Extracted material:
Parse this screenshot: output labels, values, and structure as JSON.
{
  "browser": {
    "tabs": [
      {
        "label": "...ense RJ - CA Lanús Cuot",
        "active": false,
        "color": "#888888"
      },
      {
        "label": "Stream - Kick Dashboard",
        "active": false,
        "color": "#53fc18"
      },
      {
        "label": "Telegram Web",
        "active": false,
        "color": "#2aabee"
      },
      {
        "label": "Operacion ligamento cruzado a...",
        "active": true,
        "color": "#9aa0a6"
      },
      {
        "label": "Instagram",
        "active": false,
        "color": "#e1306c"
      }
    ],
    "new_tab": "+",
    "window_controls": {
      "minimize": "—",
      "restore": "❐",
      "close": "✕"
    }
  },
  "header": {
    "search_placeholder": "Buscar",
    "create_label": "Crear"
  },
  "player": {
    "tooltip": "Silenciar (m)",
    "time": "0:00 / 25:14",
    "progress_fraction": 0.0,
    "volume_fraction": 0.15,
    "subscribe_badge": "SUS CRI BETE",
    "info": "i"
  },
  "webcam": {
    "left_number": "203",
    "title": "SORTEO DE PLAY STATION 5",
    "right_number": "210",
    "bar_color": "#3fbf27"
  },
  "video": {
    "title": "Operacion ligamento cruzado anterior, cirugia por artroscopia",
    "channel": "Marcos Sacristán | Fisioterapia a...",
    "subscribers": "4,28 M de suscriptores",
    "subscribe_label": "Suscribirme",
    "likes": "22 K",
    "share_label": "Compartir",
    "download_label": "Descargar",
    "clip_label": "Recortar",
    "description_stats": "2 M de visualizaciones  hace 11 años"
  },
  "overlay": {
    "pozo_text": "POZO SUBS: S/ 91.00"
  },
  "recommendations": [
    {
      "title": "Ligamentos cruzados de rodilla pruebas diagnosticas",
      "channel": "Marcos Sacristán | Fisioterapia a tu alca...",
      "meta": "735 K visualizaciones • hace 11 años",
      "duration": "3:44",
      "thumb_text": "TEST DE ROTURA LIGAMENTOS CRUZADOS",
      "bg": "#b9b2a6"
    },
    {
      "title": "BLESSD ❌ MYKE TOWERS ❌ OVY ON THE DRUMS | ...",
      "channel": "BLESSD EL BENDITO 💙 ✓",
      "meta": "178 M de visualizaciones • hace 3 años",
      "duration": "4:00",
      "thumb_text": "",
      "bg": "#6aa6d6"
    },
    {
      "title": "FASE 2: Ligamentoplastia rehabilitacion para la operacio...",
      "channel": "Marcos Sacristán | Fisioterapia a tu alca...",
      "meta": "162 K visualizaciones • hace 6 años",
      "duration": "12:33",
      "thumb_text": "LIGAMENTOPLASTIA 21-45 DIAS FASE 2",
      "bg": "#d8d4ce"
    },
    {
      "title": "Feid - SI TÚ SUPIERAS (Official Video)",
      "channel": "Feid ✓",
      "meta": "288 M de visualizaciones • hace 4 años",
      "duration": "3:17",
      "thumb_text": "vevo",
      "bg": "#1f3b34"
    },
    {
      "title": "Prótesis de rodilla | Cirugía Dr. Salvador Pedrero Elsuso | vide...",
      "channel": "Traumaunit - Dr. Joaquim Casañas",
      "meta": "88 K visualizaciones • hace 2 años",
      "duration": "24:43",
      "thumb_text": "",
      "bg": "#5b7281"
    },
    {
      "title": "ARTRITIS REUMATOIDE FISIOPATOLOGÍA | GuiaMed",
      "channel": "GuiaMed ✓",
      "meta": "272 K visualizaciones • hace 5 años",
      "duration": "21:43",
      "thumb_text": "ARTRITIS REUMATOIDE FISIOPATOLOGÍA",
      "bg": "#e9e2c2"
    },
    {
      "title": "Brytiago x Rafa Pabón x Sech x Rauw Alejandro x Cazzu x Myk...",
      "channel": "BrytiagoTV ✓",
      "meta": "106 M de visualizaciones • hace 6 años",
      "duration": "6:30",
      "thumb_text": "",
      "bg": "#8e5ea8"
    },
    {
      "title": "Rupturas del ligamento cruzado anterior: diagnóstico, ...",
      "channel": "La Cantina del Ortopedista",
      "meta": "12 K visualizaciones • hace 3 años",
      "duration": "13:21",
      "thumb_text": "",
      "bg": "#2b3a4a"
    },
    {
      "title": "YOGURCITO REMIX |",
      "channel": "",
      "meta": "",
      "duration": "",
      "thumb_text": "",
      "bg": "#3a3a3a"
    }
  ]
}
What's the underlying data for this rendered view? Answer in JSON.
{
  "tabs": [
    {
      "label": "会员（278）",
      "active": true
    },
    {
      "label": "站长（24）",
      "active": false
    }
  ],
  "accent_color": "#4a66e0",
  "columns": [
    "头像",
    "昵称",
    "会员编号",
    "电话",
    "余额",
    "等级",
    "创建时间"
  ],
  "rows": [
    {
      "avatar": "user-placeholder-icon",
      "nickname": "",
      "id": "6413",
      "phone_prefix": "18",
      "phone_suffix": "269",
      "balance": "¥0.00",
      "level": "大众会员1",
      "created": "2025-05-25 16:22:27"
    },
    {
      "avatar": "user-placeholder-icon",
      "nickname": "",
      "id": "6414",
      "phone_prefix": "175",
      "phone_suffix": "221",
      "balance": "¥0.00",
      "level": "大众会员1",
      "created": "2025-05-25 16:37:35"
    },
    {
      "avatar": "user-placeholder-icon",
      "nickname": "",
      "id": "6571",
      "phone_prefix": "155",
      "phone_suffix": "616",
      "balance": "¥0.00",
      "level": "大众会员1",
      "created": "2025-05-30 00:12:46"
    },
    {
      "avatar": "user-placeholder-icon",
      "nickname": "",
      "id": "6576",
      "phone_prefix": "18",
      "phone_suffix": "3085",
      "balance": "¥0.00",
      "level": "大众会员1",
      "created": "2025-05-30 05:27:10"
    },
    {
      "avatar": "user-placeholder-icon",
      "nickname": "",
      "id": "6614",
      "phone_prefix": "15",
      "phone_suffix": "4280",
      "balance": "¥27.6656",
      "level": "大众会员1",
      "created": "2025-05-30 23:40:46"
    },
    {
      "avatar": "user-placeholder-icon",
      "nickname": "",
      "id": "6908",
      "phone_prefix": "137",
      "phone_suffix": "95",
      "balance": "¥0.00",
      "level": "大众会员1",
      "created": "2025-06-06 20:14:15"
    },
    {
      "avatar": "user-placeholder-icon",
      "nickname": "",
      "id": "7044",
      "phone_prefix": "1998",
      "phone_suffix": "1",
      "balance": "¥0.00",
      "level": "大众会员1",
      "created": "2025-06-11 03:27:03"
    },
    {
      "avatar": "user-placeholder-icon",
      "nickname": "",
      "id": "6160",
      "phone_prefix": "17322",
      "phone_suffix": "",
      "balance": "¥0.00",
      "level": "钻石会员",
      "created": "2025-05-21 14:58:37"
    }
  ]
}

Task objective: Select the lines from the entries that include the word "BLESSD".

Exercise answer:
      "title": "BLESSD ❌ MYKE TOWERS ❌ OVY ON THE DRUMS | ...",
      "channel": "BLESSD EL BENDITO 💙 ✓",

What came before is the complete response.